:: Set exercise ::
Copy out all lines in the data below containing the string "this".
>> BEGIN Task inputs
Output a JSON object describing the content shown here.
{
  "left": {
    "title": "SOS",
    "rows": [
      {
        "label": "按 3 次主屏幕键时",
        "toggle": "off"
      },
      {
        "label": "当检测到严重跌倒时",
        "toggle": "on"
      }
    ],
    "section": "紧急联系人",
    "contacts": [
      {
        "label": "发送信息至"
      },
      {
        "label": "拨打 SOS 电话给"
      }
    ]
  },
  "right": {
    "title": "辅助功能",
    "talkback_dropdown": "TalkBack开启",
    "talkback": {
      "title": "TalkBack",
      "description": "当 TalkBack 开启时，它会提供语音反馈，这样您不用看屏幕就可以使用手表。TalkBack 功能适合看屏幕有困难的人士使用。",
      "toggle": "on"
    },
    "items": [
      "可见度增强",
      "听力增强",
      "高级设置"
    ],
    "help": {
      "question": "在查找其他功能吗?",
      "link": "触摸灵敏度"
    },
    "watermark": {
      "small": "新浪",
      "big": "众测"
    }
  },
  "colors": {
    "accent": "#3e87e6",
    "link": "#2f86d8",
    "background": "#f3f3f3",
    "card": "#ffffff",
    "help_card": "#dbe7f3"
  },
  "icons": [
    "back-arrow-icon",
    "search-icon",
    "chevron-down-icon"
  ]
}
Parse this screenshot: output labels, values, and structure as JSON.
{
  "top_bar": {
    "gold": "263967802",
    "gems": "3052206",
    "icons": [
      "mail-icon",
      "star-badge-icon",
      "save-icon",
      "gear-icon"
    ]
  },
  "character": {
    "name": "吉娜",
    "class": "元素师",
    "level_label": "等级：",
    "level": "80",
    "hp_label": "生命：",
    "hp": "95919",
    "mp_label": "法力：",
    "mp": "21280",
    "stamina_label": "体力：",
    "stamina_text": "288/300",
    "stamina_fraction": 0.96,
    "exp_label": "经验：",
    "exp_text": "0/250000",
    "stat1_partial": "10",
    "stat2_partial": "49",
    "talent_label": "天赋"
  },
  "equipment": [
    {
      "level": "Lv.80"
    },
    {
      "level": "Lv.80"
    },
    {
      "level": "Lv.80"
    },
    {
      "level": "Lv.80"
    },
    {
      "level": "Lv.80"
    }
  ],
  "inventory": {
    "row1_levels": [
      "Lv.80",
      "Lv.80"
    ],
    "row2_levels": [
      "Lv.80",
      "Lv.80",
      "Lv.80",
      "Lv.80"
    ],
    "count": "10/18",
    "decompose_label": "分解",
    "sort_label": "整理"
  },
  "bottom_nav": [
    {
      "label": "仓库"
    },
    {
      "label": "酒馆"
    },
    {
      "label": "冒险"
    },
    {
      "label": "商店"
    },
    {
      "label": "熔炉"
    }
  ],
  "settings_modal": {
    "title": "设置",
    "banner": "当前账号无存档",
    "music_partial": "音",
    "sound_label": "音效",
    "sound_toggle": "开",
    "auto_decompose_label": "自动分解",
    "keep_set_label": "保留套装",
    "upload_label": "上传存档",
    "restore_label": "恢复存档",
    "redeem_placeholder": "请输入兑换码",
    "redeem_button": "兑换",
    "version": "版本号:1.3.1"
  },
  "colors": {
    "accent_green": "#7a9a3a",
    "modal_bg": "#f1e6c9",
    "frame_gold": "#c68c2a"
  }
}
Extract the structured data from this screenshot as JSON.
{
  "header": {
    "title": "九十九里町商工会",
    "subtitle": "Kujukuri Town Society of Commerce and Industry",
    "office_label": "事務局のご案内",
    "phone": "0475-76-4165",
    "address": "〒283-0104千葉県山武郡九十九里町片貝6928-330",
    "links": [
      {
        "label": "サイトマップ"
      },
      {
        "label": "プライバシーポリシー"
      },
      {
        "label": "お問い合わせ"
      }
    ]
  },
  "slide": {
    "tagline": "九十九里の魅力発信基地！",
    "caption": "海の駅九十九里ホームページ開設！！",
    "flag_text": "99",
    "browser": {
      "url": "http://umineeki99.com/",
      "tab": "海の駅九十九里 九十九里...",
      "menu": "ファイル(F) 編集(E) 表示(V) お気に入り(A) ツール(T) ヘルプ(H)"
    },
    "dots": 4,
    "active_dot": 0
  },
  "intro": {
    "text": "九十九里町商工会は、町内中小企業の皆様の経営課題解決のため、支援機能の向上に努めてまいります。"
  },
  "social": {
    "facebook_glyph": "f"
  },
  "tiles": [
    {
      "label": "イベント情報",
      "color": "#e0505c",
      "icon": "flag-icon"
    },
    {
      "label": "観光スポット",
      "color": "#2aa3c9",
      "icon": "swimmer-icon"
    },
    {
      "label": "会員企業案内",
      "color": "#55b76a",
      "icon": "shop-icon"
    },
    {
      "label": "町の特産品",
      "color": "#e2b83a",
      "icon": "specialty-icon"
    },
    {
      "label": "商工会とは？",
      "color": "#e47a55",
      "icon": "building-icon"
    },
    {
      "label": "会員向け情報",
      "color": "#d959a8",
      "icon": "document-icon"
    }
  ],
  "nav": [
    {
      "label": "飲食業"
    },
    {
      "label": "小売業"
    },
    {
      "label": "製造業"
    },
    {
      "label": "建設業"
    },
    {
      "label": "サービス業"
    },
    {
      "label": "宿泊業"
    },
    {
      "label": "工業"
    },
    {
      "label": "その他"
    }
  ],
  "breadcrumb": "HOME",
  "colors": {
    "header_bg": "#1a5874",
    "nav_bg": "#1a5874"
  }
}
>> END Task inputs
:: Exercise solution ::
Parse this screenshot: output labels, values, and structure as JSON.
Extract the structured data from this screenshot as JSON.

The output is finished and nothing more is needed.